◆ DIRECTION ◆
Transcribe all of the material below word for word and leave out its pictures.

◆ INPUT MATERIAL ◆

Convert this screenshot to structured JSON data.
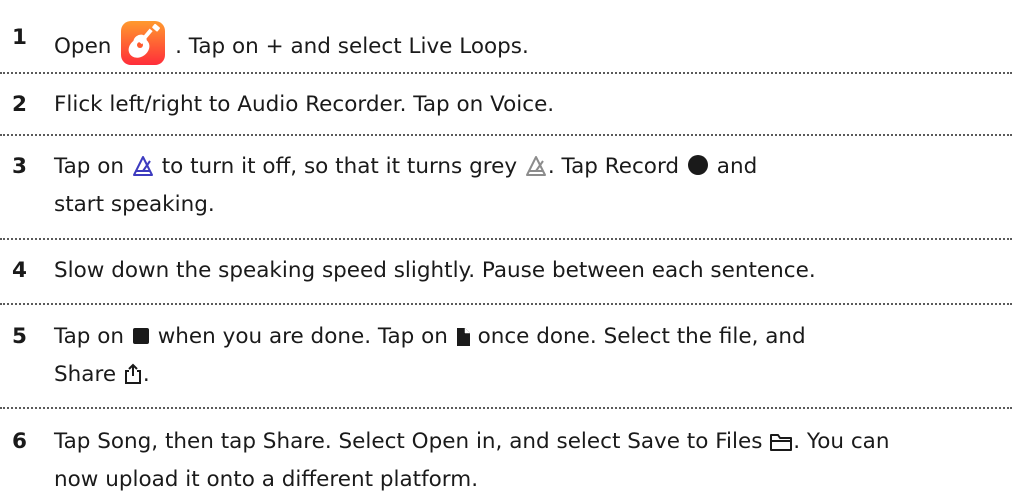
{
  "steps": [
    {
      "number": "1",
      "parts": {
        "a": "Open",
        "b": ". Tap on + and select Live Loops."
      },
      "icons": [
        "garageband-app-icon"
      ]
    },
    {
      "number": "2",
      "parts": {
        "a": "Flick left/right to Audio Recorder. Tap on Voice."
      }
    },
    {
      "number": "3",
      "parts": {
        "a": "Tap on",
        "b": "to turn it off, so that it turns grey",
        "c": ".  Tap Record",
        "d": "and",
        "e": "start speaking."
      },
      "icons": [
        "metronome-icon-on",
        "metronome-icon-grey",
        "record-icon"
      ]
    },
    {
      "number": "4",
      "parts": {
        "a": "Slow down the speaking speed slightly. Pause between each sentence."
      }
    },
    {
      "number": "5",
      "parts": {
        "a": "Tap on",
        "b": "when you are done. Tap on",
        "c": "once done. Select the file, and",
        "d": "Share",
        "e": "."
      },
      "icons": [
        "stop-icon",
        "document-icon",
        "share-icon"
      ]
    },
    {
      "number": "6",
      "parts": {
        "a": "Tap Song, then tap Share. Select Open in, and select Save to Files",
        "b": ". You can",
        "c": "now upload it onto a different platform."
      },
      "icons": [
        "folder-icon"
      ]
    }
  ],
  "colors": {
    "text": "#1a1a1a",
    "separator": "#5a5a5a",
    "metronome_active": "#3d3bbf",
    "metronome_grey": "#8c8c8c",
    "app_icon_top": "#ff9a2e",
    "app_icon_bottom": "#ff2d3a"
  }
}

◆ THE RESPONSE ◆
Convert this screenshot to structured JSON data.
{
  "steps": [
    {
      "number": "1",
      "parts": {
        "a": "Open",
        "b": ". Tap on + and select Live Loops."
      },
      "icons": [
        "garageband-app-icon"
      ]
    },
    {
      "number": "2",
      "parts": {
        "a": "Flick left/right to Audio Recorder. Tap on Voice."
      }
    },
    {
      "number": "3",
      "parts": {
        "a": "Tap on",
        "b": "to turn it off, so that it turns grey",
        "c": ".  Tap Record",
        "d": "and",
        "e": "start speaking."
      },
      "icons": [
        "metronome-icon-on",
        "metronome-icon-grey",
        "record-icon"
      ]
    },
    {
      "number": "4",
      "parts": {
        "a": "Slow down the speaking speed slightly. Pause between each sentence."
      }
    },
    {
      "number": "5",
      "parts": {
        "a": "Tap on",
        "b": "when you are done. Tap on",
        "c": "once done. Select the file, and",
        "d": "Share",
        "e": "."
      },
      "icons": [
        "stop-icon",
        "document-icon",
        "share-icon"
      ]
    },
    {
      "number": "6",
      "parts": {
        "a": "Tap Song, then tap Share. Select Open in, and select Save to Files",
        "b": ". You can",
        "c": "now upload it onto a different platform."
      },
      "icons": [
        "folder-icon"
      ]
    }
  ],
  "colors": {
    "text": "#1a1a1a",
    "separator": "#5a5a5a",
    "metronome_active": "#3d3bbf",
    "metronome_grey": "#8c8c8c",
    "app_icon_top": "#ff9a2e",
    "app_icon_bottom": "#ff2d3a"
  }
}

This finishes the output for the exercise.